--- Start DATA FOR THE TASK ---

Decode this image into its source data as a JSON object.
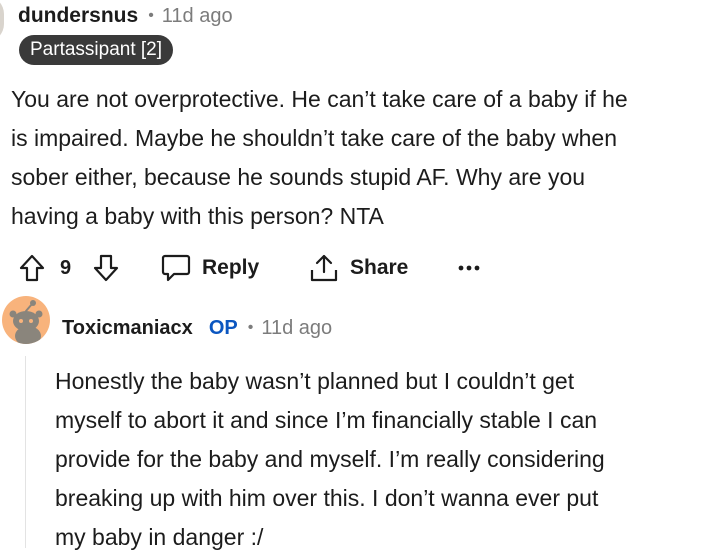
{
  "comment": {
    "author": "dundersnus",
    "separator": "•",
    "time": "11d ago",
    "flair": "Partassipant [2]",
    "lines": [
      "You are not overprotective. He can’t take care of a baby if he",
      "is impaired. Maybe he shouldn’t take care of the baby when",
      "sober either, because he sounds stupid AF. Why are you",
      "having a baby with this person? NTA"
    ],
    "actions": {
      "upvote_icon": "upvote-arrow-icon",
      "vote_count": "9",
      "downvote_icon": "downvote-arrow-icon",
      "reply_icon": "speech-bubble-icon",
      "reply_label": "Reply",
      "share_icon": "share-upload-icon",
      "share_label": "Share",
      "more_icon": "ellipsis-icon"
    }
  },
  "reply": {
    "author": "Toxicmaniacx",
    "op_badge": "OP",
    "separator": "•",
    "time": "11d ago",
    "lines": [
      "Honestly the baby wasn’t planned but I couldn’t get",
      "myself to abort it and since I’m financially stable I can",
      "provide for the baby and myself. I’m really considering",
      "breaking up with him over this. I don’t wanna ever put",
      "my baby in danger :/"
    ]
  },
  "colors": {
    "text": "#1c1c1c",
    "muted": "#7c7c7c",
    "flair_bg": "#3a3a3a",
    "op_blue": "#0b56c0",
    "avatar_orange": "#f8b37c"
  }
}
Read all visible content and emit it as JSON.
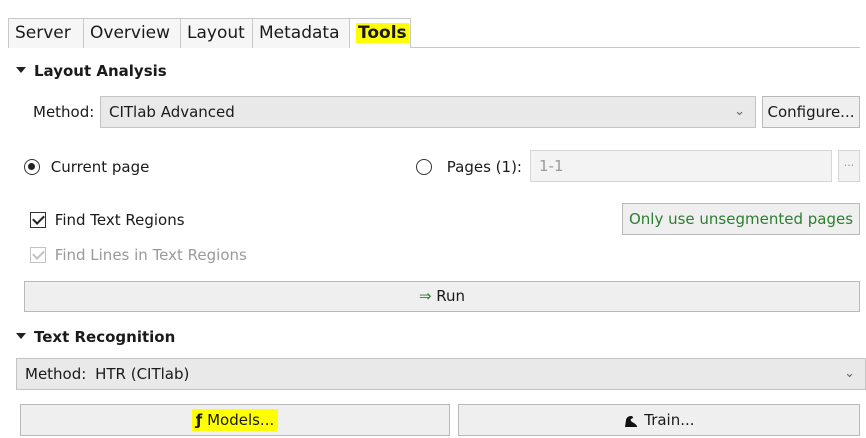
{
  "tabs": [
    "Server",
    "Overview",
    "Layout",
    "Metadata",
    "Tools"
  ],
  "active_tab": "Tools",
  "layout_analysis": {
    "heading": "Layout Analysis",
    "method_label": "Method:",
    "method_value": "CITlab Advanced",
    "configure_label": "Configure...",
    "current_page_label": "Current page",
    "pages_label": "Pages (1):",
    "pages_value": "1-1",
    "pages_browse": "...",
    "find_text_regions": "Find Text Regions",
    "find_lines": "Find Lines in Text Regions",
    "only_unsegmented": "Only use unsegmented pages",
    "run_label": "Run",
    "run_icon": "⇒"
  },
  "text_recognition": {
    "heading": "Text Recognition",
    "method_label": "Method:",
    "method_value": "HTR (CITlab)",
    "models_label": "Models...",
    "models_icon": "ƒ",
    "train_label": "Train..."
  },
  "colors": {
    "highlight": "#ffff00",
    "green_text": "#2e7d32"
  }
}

--- End DATA FOR THE TASK ---

Which lines hold the word "Find"? Copy each of them from the records.

    "find_text_regions": "Find Text Regions",
    "find_lines": "Find Lines in Text Regions",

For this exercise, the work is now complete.